Provided information>
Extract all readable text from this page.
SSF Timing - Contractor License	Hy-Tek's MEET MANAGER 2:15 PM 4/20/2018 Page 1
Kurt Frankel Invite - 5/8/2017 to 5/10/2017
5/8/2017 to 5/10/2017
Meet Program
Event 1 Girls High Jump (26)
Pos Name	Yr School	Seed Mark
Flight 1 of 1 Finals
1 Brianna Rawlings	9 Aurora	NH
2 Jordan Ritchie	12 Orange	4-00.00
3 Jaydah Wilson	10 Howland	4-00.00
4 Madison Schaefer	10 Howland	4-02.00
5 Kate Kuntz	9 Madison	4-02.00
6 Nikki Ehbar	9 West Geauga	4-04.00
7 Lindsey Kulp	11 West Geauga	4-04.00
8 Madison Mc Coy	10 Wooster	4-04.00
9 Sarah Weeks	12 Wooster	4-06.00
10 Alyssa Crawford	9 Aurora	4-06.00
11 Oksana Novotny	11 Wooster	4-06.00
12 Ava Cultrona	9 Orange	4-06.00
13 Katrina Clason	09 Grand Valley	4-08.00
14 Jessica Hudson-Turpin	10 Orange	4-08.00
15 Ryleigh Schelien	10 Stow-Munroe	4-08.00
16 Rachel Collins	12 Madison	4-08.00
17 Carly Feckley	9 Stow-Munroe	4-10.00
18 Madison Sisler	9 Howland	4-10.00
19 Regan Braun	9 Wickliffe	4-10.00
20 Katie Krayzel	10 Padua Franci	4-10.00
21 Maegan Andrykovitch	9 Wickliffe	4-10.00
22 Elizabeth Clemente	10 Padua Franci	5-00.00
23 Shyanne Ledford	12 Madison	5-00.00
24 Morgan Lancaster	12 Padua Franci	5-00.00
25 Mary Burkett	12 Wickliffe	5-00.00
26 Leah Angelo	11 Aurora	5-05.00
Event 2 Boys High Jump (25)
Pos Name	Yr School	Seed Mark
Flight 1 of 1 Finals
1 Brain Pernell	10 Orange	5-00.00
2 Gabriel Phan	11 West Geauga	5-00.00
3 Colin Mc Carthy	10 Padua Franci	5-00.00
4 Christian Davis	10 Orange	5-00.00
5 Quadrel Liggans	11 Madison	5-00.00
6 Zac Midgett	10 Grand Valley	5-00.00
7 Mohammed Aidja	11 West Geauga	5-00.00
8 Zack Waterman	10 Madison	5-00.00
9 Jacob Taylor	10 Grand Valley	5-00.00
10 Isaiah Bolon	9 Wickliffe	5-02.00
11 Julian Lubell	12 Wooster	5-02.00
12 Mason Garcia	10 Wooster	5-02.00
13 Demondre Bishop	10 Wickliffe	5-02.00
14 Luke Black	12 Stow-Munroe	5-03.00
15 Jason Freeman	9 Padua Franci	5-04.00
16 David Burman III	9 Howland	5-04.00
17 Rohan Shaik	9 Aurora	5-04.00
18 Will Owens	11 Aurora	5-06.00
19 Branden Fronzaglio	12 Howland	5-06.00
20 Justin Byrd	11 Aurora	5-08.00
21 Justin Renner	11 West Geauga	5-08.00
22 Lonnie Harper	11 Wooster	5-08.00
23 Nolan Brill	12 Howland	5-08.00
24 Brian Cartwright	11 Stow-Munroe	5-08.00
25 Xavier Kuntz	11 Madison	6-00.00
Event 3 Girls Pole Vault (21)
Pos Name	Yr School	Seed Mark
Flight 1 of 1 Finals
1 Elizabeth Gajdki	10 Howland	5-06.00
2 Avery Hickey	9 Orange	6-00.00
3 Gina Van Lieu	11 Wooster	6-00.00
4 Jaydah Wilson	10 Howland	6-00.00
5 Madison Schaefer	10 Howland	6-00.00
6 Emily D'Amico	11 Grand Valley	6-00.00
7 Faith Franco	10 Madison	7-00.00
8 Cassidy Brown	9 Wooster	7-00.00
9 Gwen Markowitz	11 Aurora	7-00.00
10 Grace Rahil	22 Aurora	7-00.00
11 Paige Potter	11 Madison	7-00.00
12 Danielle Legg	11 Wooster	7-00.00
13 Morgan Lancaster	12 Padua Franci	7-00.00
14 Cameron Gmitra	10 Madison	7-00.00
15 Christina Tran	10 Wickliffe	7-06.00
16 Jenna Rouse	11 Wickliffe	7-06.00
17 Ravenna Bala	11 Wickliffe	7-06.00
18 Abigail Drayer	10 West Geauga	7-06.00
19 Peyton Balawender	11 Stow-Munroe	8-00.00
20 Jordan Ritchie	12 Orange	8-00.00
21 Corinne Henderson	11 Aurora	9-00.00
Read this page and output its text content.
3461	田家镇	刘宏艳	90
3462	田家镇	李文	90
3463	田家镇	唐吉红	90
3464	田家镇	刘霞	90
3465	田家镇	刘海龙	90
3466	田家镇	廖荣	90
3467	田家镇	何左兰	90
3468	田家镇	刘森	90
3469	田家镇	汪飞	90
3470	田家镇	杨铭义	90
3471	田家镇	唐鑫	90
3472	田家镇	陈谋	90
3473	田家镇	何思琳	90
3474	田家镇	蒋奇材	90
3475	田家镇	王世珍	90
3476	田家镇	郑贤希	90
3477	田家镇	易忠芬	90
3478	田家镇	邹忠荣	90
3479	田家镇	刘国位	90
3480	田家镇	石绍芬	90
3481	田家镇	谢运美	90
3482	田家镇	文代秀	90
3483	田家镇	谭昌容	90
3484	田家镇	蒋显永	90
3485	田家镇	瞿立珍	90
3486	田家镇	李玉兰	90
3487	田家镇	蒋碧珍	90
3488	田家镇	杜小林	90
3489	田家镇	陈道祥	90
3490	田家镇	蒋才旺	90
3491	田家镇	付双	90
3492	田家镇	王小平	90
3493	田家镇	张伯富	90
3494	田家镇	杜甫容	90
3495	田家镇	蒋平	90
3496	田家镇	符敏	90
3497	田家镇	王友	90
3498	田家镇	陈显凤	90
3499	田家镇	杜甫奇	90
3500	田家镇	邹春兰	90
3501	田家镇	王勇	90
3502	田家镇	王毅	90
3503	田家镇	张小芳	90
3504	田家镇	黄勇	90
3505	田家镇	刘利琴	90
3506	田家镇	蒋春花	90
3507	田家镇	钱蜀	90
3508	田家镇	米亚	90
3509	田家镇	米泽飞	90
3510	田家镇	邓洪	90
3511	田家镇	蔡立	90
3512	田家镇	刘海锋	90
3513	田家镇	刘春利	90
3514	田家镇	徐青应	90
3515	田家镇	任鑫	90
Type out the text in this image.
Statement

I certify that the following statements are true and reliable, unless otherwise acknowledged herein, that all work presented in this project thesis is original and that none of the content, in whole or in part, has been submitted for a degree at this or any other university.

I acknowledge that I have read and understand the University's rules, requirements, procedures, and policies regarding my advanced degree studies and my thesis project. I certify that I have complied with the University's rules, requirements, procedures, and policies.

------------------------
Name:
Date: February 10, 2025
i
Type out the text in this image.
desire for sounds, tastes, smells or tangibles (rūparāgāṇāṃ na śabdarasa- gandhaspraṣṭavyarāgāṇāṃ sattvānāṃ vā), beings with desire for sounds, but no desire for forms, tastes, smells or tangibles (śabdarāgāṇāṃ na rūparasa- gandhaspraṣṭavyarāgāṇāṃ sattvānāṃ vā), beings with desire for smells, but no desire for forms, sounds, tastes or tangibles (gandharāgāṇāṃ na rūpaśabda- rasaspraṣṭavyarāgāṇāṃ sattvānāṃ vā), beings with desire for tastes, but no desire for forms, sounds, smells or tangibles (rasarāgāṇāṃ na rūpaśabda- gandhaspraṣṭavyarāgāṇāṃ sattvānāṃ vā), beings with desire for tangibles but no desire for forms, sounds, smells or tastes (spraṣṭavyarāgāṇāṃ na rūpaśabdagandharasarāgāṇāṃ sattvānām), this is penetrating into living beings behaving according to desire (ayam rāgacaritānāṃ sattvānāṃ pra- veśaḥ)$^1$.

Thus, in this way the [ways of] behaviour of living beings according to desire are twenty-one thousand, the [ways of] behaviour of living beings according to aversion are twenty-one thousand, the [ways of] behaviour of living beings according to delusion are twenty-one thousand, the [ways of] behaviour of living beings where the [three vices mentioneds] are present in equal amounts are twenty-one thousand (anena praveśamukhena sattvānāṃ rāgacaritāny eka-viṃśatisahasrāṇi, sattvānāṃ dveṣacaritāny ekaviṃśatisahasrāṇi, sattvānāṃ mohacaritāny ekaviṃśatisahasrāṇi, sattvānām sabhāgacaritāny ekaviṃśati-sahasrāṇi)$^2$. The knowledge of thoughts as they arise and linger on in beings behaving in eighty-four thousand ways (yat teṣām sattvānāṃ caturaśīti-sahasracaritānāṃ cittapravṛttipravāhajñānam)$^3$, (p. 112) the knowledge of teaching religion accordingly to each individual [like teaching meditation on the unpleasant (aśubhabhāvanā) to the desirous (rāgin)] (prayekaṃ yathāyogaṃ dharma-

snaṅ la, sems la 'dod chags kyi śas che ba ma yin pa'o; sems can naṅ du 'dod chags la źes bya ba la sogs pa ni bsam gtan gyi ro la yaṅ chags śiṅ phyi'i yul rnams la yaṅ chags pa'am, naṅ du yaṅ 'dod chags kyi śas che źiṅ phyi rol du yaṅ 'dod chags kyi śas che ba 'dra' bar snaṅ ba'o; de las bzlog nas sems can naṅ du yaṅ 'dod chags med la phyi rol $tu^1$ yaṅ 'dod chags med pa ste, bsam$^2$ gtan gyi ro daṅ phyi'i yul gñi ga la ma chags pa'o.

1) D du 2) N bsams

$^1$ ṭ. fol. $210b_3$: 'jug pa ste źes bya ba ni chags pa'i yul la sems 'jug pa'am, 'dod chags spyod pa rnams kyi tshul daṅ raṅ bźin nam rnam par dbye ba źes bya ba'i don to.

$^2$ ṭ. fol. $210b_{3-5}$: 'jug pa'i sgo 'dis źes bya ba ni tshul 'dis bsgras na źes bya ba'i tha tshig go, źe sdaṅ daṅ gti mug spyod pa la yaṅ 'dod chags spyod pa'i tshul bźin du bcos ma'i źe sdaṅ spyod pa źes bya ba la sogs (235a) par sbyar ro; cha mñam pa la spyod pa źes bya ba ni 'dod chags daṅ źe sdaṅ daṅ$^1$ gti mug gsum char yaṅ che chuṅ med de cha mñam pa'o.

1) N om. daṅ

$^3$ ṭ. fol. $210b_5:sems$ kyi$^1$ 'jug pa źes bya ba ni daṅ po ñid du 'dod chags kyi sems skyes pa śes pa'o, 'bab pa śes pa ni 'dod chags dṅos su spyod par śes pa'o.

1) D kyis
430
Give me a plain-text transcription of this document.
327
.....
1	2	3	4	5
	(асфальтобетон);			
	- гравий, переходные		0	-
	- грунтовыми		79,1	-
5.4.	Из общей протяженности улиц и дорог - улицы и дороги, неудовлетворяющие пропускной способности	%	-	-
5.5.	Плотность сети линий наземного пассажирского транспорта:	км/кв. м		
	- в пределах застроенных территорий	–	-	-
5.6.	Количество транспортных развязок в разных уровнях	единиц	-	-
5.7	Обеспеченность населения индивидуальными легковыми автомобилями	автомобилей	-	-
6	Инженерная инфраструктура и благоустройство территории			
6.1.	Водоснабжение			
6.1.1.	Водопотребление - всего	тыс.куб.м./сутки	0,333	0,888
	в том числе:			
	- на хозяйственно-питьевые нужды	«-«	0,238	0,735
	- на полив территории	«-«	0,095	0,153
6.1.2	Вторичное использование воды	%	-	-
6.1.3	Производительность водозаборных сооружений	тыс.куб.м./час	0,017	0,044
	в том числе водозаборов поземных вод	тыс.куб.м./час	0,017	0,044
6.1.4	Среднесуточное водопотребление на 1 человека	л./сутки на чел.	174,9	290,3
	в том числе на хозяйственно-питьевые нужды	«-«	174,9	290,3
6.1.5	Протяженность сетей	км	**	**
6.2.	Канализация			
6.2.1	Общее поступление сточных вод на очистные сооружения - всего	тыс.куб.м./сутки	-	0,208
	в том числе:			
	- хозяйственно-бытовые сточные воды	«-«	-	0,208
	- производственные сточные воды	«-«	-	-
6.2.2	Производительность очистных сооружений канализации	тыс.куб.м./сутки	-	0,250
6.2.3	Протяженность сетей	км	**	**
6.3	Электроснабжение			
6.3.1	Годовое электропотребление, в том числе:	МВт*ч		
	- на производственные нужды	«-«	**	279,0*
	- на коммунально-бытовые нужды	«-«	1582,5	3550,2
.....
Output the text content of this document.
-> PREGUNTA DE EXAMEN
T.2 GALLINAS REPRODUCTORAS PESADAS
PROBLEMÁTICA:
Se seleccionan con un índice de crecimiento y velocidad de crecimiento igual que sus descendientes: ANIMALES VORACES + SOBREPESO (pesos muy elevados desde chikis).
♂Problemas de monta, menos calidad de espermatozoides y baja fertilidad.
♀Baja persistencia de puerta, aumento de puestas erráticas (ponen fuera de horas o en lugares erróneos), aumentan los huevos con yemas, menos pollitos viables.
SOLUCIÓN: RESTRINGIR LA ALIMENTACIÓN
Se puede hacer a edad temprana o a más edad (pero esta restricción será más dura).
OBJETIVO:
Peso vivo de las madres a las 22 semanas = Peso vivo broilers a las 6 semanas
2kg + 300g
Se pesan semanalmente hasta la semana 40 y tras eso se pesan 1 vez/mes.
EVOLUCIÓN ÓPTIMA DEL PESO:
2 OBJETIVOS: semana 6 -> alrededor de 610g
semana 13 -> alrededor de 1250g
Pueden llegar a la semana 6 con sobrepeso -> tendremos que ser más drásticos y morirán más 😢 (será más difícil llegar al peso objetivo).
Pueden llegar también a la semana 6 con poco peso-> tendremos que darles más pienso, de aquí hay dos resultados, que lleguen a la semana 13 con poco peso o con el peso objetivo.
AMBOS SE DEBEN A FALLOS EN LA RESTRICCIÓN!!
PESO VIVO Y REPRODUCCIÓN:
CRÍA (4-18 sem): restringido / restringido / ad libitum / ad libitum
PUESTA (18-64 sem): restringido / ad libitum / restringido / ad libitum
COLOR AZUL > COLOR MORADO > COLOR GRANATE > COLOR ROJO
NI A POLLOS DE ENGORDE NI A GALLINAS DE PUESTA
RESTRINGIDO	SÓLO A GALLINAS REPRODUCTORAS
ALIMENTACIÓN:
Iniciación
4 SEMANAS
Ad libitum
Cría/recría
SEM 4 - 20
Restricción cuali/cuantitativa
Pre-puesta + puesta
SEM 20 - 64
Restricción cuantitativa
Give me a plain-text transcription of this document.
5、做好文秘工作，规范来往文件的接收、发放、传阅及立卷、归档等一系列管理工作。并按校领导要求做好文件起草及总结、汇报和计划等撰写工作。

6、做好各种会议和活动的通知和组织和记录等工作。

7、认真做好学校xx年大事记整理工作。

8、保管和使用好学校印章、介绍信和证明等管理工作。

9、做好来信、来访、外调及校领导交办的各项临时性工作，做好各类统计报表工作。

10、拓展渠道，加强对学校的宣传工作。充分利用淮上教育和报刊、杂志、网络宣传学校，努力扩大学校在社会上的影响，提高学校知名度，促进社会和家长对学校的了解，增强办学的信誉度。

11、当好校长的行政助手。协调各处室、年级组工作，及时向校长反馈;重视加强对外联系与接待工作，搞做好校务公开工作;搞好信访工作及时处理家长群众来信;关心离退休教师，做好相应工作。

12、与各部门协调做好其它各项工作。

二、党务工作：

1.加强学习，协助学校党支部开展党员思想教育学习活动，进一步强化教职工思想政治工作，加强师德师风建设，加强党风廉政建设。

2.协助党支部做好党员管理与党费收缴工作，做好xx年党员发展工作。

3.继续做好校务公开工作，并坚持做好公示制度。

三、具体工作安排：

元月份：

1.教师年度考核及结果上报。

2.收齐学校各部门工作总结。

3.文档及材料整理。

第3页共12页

Request>
Show the lines that mention the word "llegar".

Written solution>
Pueden llegar a la semana 6 con sobrepeso -> tendremos que ser más drásticos y morirán más 😢 (será más difícil llegar al peso objetivo).
Pueden llegar también a la semana 6 con poco peso-> tendremos que darles más pienso, de aquí hay dos resultados, que lleguen a la semana 13 con poco peso o con el peso objetivo.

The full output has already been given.